Folha de S. Paulo
A luta de grupos minorizados pelo
reconhecimento de suas vozes passa por sujeitos visíveis no espaço comum
Um eleitorado sem voz tem a mesma fajuta
consistência política da escultura invisível do italiano espertalhão
Deu no jornal que o italiano Salvatore Garau produziu uma escultura invisível, já vendida pelo equivalente a R$ 80 mil. O comprador tem à disposição apenas um suporte sem nada por cima, mas leva para casa o "espírito" e a assinatura do autor. É algo bizarro, mas pouco surpreendente no rol das extravagâncias que há muito tempo fazem o espetáculo nas galerias de arte em todo o mundo. Na verdade, a arte moderna é principalmente avaliada pela subjetividade do artista, materializada em sua valiosa assinatura.
O singular na experiência desse italiano é
que ele faz dinheiro com invisibilidade: "Não vendi o nada, mas um vácuo
cheio de energia". O comprador tem consciência de que paga por algo
imaterial, mas como se ali estivesse presente o germe de uma invenção social e
cultural, portanto, outra marca civilizatória, latente no invisível da
sociedade, seu espírito. O fato é que a experiência social ultrapassa os
aspectos sensíveis da vida comum, atribuindo significações a coisas
potencialmente acolhidas pelo imaginário coletivo.
O fenômeno sugere alcance mais extenso. Numa
pesquisa recente da ONG paulista More in Common sobre a polarização
no Brasil, descobriu-se que a maioria da população (54%) é
formada por dois segmentos, classificados como "invisíveis", que não
têm posições extremas nem o menor grau de engajamento político. Os extremos,
progressistas ou direitistas, são estridentes, logo, visíveis. Já os invisíveis
não querem ver nem serem vistos, seu estatuto lógico é o do
"um-qualquer", cujo lugar de fala dispensa a mediação, garantindo-se
por si mesmo. É a natureza do conhecimento gerado pela rede eletrônica.
------------------------------------------------------------------------
● **Instruções**
1 – De acordo com o trecho sobre a escultura invisível, por qual valor foi vendida a obra de Salvatore Garau?
2 – Transcreva do trecho a parte que se inicia nas palavras "O fenômeno sugere" e vai até "pela rede eletrônica.".
3 – Indique se cada afirmação concorda com o trecho, respondendo sim ou não e citando as palavras que decidem a questão: (a) segundo a pesquisa citada, a maioria da população brasileira é formada por dois segmentos; (b) o comprador da escultura recebe um suporte com uma peça por cima; (c) a pesquisa foi realizada por uma ONG carioca.
O material seguinte é independente do trecho.
------------------------------------------------------------------------
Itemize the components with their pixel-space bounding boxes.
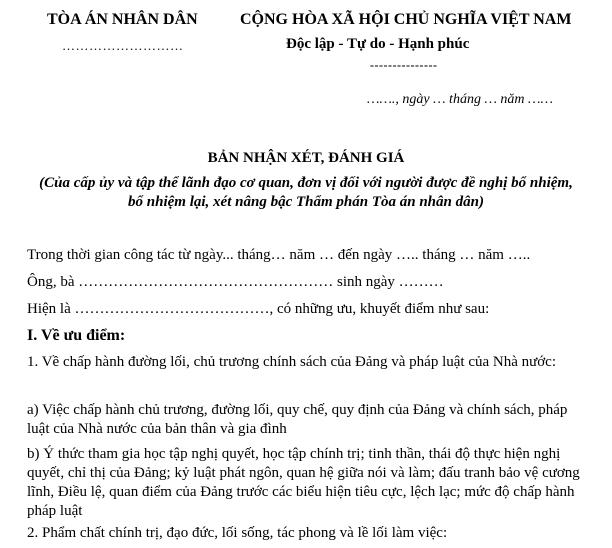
name-birthdate-line: Ông, bà …………………………………………… sinh ngày ………: [27, 274, 444, 290]
document-subtitle: (Của cấp ủy và tập thể lãnh đạo cơ quan, đơn vị đối với người được đề nghị bổ nhiệm, bổ nhiệm lại, xét nâng bậc Thẩm phán Tòa án nhân dân): [39, 175, 573, 210]
service-period-line: Trong thời gian công tác từ ngày... tháng… năm … đến ngày ….. tháng … năm …..: [27, 247, 531, 263]
dateline: ……., ngày … tháng … năm ……: [367, 92, 553, 107]
republic-title: CỘNG HÒA XÃ HỘI CHỦ NGHĨA VIỆT NAM: [240, 11, 572, 28]
current-position-line: Hiện là …………………………………, có những ưu, khuyết điểm như sau:: [27, 301, 490, 317]
item-b: b) Ý thức tham gia học tập nghị quyết, học tập chính trị; tinh thần, thái độ thực hiện nghị quyết, chỉ thị của Đảng; kỷ luật phát ngôn, quan hệ giữa nói và làm; đấu tranh bảo vệ cương lĩnh, Điều lệ, quan điểm của Đảng trước các biểu hiện tiêu cực, lệch lạc; mức độ chấp hành pháp luật: [27, 446, 580, 519]
section-heading-strengths: I. Về ưu điểm:: [27, 327, 126, 344]
court-name: TÒA ÁN NHÂN DÂN: [47, 11, 198, 28]
item-2: 2. Phẩm chất chính trị, đạo đức, lối sống, tác phong và lề lối làm việc:: [27, 525, 448, 541]
document-title: BẢN NHẬN XÉT, ĐÁNH GIÁ: [207, 150, 405, 166]
item-a: a) Việc chấp hành chủ trương, đường lối, quy chế, quy định của Đảng và chính sách, pháp luật của Nhà nước của bản thân và gia đình: [27, 402, 568, 437]
national-motto: Độc lập - Tự do - Hạnh phúc: [286, 36, 470, 52]
motto-underline: ---------------: [370, 58, 438, 72]
court-name-blank: ………………………: [62, 38, 184, 53]
item-1: 1. Về chấp hành đường lối, chủ trương chính sách của Đảng và pháp luật của Nhà nước:: [27, 354, 557, 370]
------------------------------------------------------------------------
● **Respostas**
1 – Pelo equivalente a R$ 80 mil.

2 –
O fenômeno sugere alcance mais extenso. Numa
pesquisa recente da ONG paulista More in Common sobre a polarização
no Brasil, descobriu-se que a maioria da população (54%) é
formada por dois segmentos, classificados como "invisíveis", que não
têm posições extremas nem o menor grau de engajamento político. Os extremos,
progressistas ou direitistas, são estridentes, logo, visíveis. Já os invisíveis
não querem ver nem serem vistos, seu estatuto lógico é o do
"um-qualquer", cujo lugar de fala dispensa a mediação, garantindo-se
por si mesmo. É a natureza do conhecimento gerado pela rede eletrônica.

3 –
(a) Sim: "a maioria da população (54%) é formada por dois segmentos".
(b) Não: "apenas um suporte sem nada por cima".
(c) Não: "ONG paulista More in Common".